TO BE DONE — Check each line of the listing for the word "如需改动" and report how many lines contain it, giving nothing but the number.

════════

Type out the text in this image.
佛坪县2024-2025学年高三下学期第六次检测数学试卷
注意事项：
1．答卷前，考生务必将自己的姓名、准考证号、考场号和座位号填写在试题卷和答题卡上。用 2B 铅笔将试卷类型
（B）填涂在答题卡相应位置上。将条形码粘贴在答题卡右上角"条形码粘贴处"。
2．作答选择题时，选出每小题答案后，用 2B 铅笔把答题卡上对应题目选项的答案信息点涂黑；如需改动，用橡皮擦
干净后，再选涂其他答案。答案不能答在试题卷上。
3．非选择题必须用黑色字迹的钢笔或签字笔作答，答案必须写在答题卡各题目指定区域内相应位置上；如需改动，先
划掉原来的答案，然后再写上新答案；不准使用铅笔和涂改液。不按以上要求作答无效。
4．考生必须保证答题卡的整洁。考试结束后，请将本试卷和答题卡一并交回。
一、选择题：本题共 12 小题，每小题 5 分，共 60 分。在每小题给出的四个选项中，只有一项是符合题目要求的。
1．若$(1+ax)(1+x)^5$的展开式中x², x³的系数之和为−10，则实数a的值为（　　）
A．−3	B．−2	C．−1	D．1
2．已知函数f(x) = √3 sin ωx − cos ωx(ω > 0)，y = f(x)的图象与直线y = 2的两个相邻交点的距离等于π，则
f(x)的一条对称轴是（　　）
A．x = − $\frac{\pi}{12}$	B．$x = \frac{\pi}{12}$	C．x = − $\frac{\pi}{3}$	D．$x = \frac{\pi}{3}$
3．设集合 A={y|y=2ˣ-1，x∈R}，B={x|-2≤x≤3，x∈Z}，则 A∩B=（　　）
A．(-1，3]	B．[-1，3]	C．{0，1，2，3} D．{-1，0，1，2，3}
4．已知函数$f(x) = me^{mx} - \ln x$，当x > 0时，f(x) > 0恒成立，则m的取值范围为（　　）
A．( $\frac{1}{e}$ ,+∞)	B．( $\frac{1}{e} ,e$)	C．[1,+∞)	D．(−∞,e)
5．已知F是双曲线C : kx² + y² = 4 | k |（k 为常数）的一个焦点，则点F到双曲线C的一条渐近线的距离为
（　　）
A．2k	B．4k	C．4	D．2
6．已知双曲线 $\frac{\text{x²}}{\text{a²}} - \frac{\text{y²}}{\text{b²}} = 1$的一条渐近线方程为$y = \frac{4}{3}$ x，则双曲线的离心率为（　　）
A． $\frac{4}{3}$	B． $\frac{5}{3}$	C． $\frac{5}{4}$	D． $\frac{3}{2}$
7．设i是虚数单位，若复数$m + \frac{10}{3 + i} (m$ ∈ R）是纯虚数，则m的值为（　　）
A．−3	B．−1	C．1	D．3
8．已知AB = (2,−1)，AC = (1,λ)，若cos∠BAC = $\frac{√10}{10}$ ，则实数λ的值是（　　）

════════

WRITTEN REPLY — 2